-- Start --

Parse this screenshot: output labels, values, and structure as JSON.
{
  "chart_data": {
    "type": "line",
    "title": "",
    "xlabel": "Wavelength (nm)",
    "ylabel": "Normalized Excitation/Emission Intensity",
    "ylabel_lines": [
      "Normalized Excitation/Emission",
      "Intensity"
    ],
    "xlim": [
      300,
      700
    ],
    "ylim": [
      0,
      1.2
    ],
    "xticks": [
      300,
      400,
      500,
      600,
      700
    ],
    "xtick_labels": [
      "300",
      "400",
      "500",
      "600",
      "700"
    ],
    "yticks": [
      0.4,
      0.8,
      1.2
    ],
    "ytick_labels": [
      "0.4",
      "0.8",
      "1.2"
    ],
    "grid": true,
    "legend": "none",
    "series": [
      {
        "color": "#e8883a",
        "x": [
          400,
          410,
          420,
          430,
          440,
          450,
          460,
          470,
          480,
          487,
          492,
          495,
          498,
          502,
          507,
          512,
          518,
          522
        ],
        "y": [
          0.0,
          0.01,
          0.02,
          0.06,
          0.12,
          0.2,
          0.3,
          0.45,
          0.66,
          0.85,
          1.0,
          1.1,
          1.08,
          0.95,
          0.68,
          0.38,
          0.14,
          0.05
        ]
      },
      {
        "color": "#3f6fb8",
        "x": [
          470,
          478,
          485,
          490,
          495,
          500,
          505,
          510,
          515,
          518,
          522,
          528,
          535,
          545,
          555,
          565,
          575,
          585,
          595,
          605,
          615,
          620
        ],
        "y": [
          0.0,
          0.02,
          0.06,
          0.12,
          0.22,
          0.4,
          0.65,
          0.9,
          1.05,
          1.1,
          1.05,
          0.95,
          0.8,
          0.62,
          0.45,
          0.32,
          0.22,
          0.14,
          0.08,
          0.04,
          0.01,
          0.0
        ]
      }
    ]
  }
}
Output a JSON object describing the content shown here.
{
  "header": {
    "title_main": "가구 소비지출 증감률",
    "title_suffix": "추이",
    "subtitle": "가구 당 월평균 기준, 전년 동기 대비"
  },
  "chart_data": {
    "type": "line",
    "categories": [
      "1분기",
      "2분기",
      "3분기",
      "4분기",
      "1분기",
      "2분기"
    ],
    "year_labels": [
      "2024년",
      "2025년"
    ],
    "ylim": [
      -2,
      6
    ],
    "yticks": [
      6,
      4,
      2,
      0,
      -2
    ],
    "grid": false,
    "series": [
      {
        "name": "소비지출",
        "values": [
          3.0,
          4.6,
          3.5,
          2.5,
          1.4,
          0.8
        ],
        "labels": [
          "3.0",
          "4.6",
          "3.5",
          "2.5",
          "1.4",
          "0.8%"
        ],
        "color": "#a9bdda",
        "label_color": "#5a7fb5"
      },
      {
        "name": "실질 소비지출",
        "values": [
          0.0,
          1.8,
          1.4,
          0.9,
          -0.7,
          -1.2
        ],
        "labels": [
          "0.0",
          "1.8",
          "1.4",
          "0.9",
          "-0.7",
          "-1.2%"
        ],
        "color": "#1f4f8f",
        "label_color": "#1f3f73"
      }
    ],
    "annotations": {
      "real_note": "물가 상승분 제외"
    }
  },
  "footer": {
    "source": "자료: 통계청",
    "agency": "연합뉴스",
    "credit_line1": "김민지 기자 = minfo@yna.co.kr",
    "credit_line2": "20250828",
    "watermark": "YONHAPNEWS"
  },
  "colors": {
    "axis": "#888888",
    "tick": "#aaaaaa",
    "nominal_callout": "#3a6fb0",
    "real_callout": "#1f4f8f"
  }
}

-- End --

**YOUR TASK**
Write down the full listing again, exactly.

**REPLY TO THE TASK**
Parse this screenshot: output labels, values, and structure as JSON.
{
  "chart_data": {
    "type": "line",
    "title": "",
    "xlabel": "Wavelength (nm)",
    "ylabel": "Normalized Excitation/Emission Intensity",
    "ylabel_lines": [
      "Normalized Excitation/Emission",
      "Intensity"
    ],
    "xlim": [
      300,
      700
    ],
    "ylim": [
      0,
      1.2
    ],
    "xticks": [
      300,
      400,
      500,
      600,
      700
    ],
    "xtick_labels": [
      "300",
      "400",
      "500",
      "600",
      "700"
    ],
    "yticks": [
      0.4,
      0.8,
      1.2
    ],
    "ytick_labels": [
      "0.4",
      "0.8",
      "1.2"
    ],
    "grid": true,
    "legend": "none",
    "series": [
      {
        "color": "#e8883a",
        "x": [
          400,
          410,
          420,
          430,
          440,
          450,
          460,
          470,
          480,
          487,
          492,
          495,
          498,
          502,
          507,
          512,
          518,
          522
        ],
        "y": [
          0.0,
          0.01,
          0.02,
          0.06,
          0.12,
          0.2,
          0.3,
          0.45,
          0.66,
          0.85,
          1.0,
          1.1,
          1.08,
          0.95,
          0.68,
          0.38,
          0.14,
          0.05
        ]
      },
      {
        "color": "#3f6fb8",
        "x": [
          470,
          478,
          485,
          490,
          495,
          500,
          505,
          510,
          515,
          518,
          522,
          528,
          535,
          545,
          555,
          565,
          575,
          585,
          595,
          605,
          615,
          620
        ],
        "y": [
          0.0,
          0.02,
          0.06,
          0.12,
          0.22,
          0.4,
          0.65,
          0.9,
          1.05,
          1.1,
          1.05,
          0.95,
          0.8,
          0.62,
          0.45,
          0.32,
          0.22,
          0.14,
          0.08,
          0.04,
          0.01,
          0.0
        ]
      }
    ]
  }
}
Output a JSON object describing the content shown here.
{
  "header": {
    "title_main": "가구 소비지출 증감률",
    "title_suffix": "추이",
    "subtitle": "가구 당 월평균 기준, 전년 동기 대비"
  },
  "chart_data": {
    "type": "line",
    "categories": [
      "1분기",
      "2분기",
      "3분기",
      "4분기",
      "1분기",
      "2분기"
    ],
    "year_labels": [
      "2024년",
      "2025년"
    ],
    "ylim": [
      -2,
      6
    ],
    "yticks": [
      6,
      4,
      2,
      0,
      -2
    ],
    "grid": false,
    "series": [
      {
        "name": "소비지출",
        "values": [
          3.0,
          4.6,
          3.5,
          2.5,
          1.4,
          0.8
        ],
        "labels": [
          "3.0",
          "4.6",
          "3.5",
          "2.5",
          "1.4",
          "0.8%"
        ],
        "color": "#a9bdda",
        "label_color": "#5a7fb5"
      },
      {
        "name": "실질 소비지출",
        "values": [
          0.0,
          1.8,
          1.4,
          0.9,
          -0.7,
          -1.2
        ],
        "labels": [
          "0.0",
          "1.8",
          "1.4",
          "0.9",
          "-0.7",
          "-1.2%"
        ],
        "color": "#1f4f8f",
        "label_color": "#1f3f73"
      }
    ],
    "annotations": {
      "real_note": "물가 상승분 제외"
    }
  },
  "footer": {
    "source": "자료: 통계청",
    "agency": "연합뉴스",
    "credit_line1": "김민지 기자 = minfo@yna.co.kr",
    "credit_line2": "20250828",
    "watermark": "YONHAPNEWS"
  },
  "colors": {
    "axis": "#888888",
    "tick": "#aaaaaa",
    "nominal_callout": "#3a6fb0",
    "real_callout": "#1f4f8f"
  }
}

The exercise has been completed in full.